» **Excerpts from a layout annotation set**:
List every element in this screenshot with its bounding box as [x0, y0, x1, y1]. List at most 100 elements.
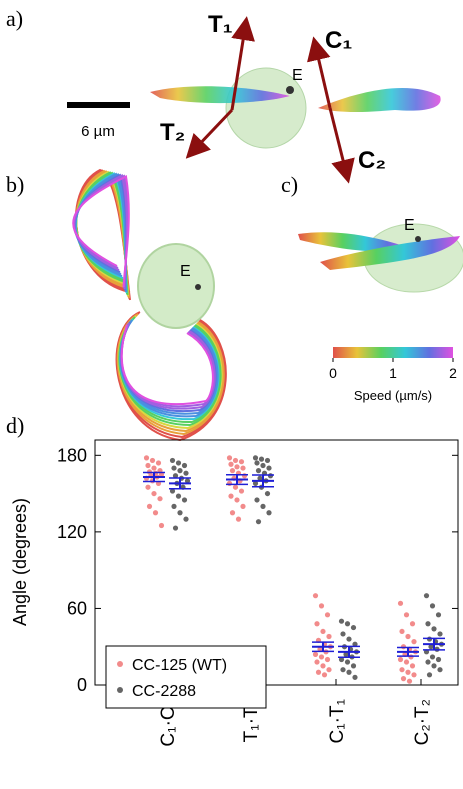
data-point [312, 651, 319, 657]
data-point [326, 633, 332, 640]
data-point [350, 663, 357, 669]
data-point [320, 663, 326, 669]
y-tick-label: 0 [77, 675, 87, 695]
data-point [312, 593, 319, 599]
data-point [260, 462, 266, 469]
flagellum-trace [72, 174, 130, 288]
data-point [429, 603, 436, 609]
data-point [172, 525, 179, 531]
data-point [241, 473, 248, 479]
data-point [175, 460, 182, 466]
data-point [171, 465, 177, 471]
arrow-label: T₁ [208, 11, 233, 38]
data-point [425, 621, 431, 627]
data-point [399, 628, 405, 635]
data-point [338, 618, 345, 624]
render-b [72, 168, 227, 442]
data-point [397, 656, 404, 663]
data-point [426, 672, 433, 678]
data-point [314, 621, 320, 627]
legend-marker [117, 687, 123, 693]
data-point [157, 496, 163, 502]
data-point [431, 663, 437, 669]
data-point [266, 465, 272, 471]
data-point [340, 631, 346, 637]
data-point [228, 461, 234, 467]
y-tick-label: 120 [57, 522, 87, 542]
data-point [423, 593, 430, 599]
render-c [298, 223, 463, 293]
data-point [169, 457, 176, 464]
render-a [67, 16, 441, 184]
data-point [318, 603, 325, 609]
data-point [431, 626, 437, 632]
data-point [184, 478, 191, 484]
data-point [254, 460, 260, 466]
legend-marker [117, 661, 123, 667]
scale-bar-label: 6 µm [81, 123, 115, 140]
data-point [405, 633, 411, 640]
data-point [181, 497, 188, 503]
cell-label: E [180, 263, 191, 280]
data-point [240, 503, 246, 509]
data-point [435, 656, 442, 663]
data-point [266, 510, 272, 516]
data-point [409, 663, 416, 669]
data-point [326, 667, 332, 673]
data-point [400, 644, 407, 650]
data-point [181, 462, 188, 469]
y-tick-label: 60 [67, 598, 87, 618]
data-point [411, 672, 417, 678]
data-point [437, 631, 443, 637]
data-point [226, 455, 233, 461]
data-point [158, 522, 165, 529]
colorbar-tick-label: 1 [389, 365, 397, 381]
data-point [149, 457, 156, 464]
colorbar-tick-label: 2 [449, 365, 457, 381]
data-point [177, 468, 183, 474]
data-point [324, 656, 331, 663]
legend-label: CC-125 (WT) [132, 657, 227, 674]
data-point [318, 654, 325, 660]
cell-label: E [292, 67, 303, 84]
data-point [254, 497, 260, 503]
data-point [403, 612, 410, 618]
data-point [258, 456, 265, 462]
data-point [171, 503, 177, 509]
data-point [428, 644, 434, 650]
data-point [338, 656, 345, 663]
data-point [340, 667, 346, 673]
data-point [238, 488, 245, 494]
data-point [145, 462, 151, 469]
x-tick-label: C₁·T₁ [327, 699, 348, 743]
data-point [343, 651, 349, 657]
data-point [234, 464, 240, 470]
data-point [403, 659, 410, 665]
data-point [152, 510, 159, 516]
data-point [352, 674, 358, 680]
data-point [229, 468, 236, 474]
y-tick-label: 180 [57, 445, 87, 465]
data-point [177, 510, 183, 516]
colorbar [333, 347, 453, 358]
data-point [346, 636, 352, 642]
data-point [346, 669, 352, 675]
data-point [232, 457, 239, 464]
data-point [350, 624, 357, 631]
data-point [232, 484, 239, 490]
data-point [267, 473, 274, 479]
legend-label: CC-2288 [132, 683, 196, 700]
panel-label: a) [6, 6, 23, 31]
x-tick-label: C₁·C₂ [158, 699, 179, 747]
data-point [252, 455, 259, 461]
data-point [255, 468, 262, 474]
data-point [240, 465, 246, 471]
data-point [238, 459, 245, 465]
y-axis-label: Angle (degrees) [10, 498, 30, 626]
data-point [151, 465, 157, 471]
data-point [252, 480, 259, 486]
data-point [155, 460, 162, 466]
x-tick-label: C₂·T₂ [412, 699, 433, 745]
data-point [264, 457, 271, 464]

» **STATED EXERCISE**: Can you lay out every line of the data above as a Markdown table with the columns "No." and "Line", numbering the rows and leaving out blank lines and pictures?

» **ANSWER**:
| No. | Line |
|---|---|
| 1 | List every element in this screenshot with its bounding box as [x0, y0, x1, y1]. List at most 100 elements. |
| 2 | data-point [312, 651, 319, 657] |
| 3 | data-point [326, 633, 332, 640] |
| 4 | data-point [350, 663, 357, 669] |
| 5 | data-point [320, 663, 326, 669] |
| 6 | y-tick-label: 0 [77, 675, 87, 695] |
| 7 | data-point [312, 593, 319, 599] |
| 8 | data-point [260, 462, 266, 469] |
| 9 | flagellum-trace [72, 174, 130, 288] |
| 10 | data-point [429, 603, 436, 609] |
| 11 | data-point [172, 525, 179, 531] |
| 12 | data-point [241, 473, 248, 479] |
| 13 | data-point [175, 460, 182, 466] |
| 14 | data-point [171, 465, 177, 471] |
| 15 | arrow-label: T₁ [208, 11, 233, 38] |
| 16 | data-point [425, 621, 431, 627] |
| 17 | data-point [399, 628, 405, 635] |
| 18 | data-point [338, 618, 345, 624] |
| 19 | render-b [72, 168, 227, 442] |
| 20 | data-point [397, 656, 404, 663] |
| 21 | data-point [426, 672, 433, 678] |
| 22 | data-point [314, 621, 320, 627] |
| 23 | legend-marker [117, 687, 123, 693] |
| 24 | data-point [157, 496, 163, 502] |
| 25 | data-point [431, 663, 437, 669] |
| 26 | data-point [266, 465, 272, 471] |
| 27 | data-point [340, 631, 346, 637] |
| 28 | data-point [228, 461, 234, 467] |
| 29 | y-tick-label: 120 [57, 522, 87, 542] |
| 30 | data-point [423, 593, 430, 599] |
| 31 | render-c [298, 223, 463, 293] |
| 32 | data-point [169, 457, 176, 464] |
| 33 | render-a [67, 16, 441, 184] |
| 34 | data-point [318, 603, 325, 609] |
| 35 | data-point [431, 626, 437, 632] |
| 36 | data-point [184, 478, 191, 484] |
| 37 | data-point [254, 460, 260, 466] |
| 38 | legend-marker [117, 661, 123, 667] |
| 39 | scale-bar-label: 6 µm [81, 123, 115, 140] |
| 40 | data-point [405, 633, 411, 640] |
| 41 | data-point [181, 497, 188, 503] |
| 42 | cell-label: E [180, 263, 191, 280] |
| 43 | data-point [240, 503, 246, 509] |
| 44 | data-point [435, 656, 442, 663] |
| 45 | data-point [266, 510, 272, 516] |
| 46 | data-point [409, 663, 416, 669] |
| 47 | data-point [326, 667, 332, 673] |
| 48 | data-point [400, 644, 407, 650] |
| 49 | data-point [181, 462, 188, 469] |
| 50 | y-tick-label: 60 [67, 598, 87, 618] |
| 51 | data-point [411, 672, 417, 678] |
| 52 | data-point [437, 631, 443, 637] |
| 53 | data-point [226, 455, 233, 461] |
| 54 | data-point [158, 522, 165, 529] |
| 55 | colorbar-tick-label: 1 [389, 365, 397, 381] |
| 56 | data-point [149, 457, 156, 464] |
| 57 | colorbar-tick-label: 2 [449, 365, 457, 381] |
| 58 | data-point [177, 468, 183, 474] |
| 59 | data-point [324, 656, 331, 663] |
| 60 | legend-label: CC-125 (WT) [132, 657, 227, 674] |
| 61 | data-point [318, 654, 325, 660] |
| 62 | cell-label: E [292, 67, 303, 84] |
| 63 | data-point [254, 497, 260, 503] |
| 64 | data-point [403, 612, 410, 618] |
| 65 | data-point [258, 456, 265, 462] |
| 66 | data-point [171, 503, 177, 509] |
| 67 | data-point [428, 644, 434, 650] |
| 68 | data-point [338, 656, 345, 663] |
| 69 | data-point [340, 667, 346, 673] |
| 70 | data-point [238, 488, 245, 494] |
| 71 | data-point [145, 462, 151, 469] |
| 72 | x-tick-label: C₁·T₁ [327, 699, 348, 743] |
| 73 | data-point [343, 651, 349, 657] |
| 74 | data-point [234, 464, 240, 470] |
| 75 | data-point [403, 659, 410, 665] |
| 76 | data-point [152, 510, 159, 516] |
| 77 | data-point [352, 674, 358, 680] |
| 78 | data-point [229, 468, 236, 474] |
| 79 | y-tick-label: 180 [57, 445, 87, 465] |
| 80 | data-point [177, 510, 183, 516] |
| 81 | colorbar [333, 347, 453, 358] |
| 82 | data-point [346, 636, 352, 642] |
| 83 | data-point [346, 669, 352, 675] |
| 84 | data-point [232, 457, 239, 464] |
| 85 | data-point [350, 624, 357, 631] |
| 86 | data-point [232, 484, 239, 490] |
| 87 | data-point [267, 473, 274, 479] |
| 88 | legend-label: CC-2288 [132, 683, 196, 700] |
| 89 | panel-label: a) [6, 6, 23, 31] |
| 90 | x-tick-label: C₁·C₂ [158, 699, 179, 747] |
| 91 | data-point [252, 455, 259, 461] |
| 92 | data-point [255, 468, 262, 474] |
| 93 | data-point [240, 465, 246, 471] |
| 94 | data-point [238, 459, 245, 465] |
| 95 | y-axis-label: Angle (degrees) [10, 498, 30, 626] |
| 96 | data-point [151, 465, 157, 471] |
| 97 | data-point [252, 480, 259, 486] |
| 98 | data-point [155, 460, 162, 466] |
| 99 | x-tick-label: C₂·T₂ [412, 699, 433, 745] |
| 100 | data-point [264, 457, 271, 464] |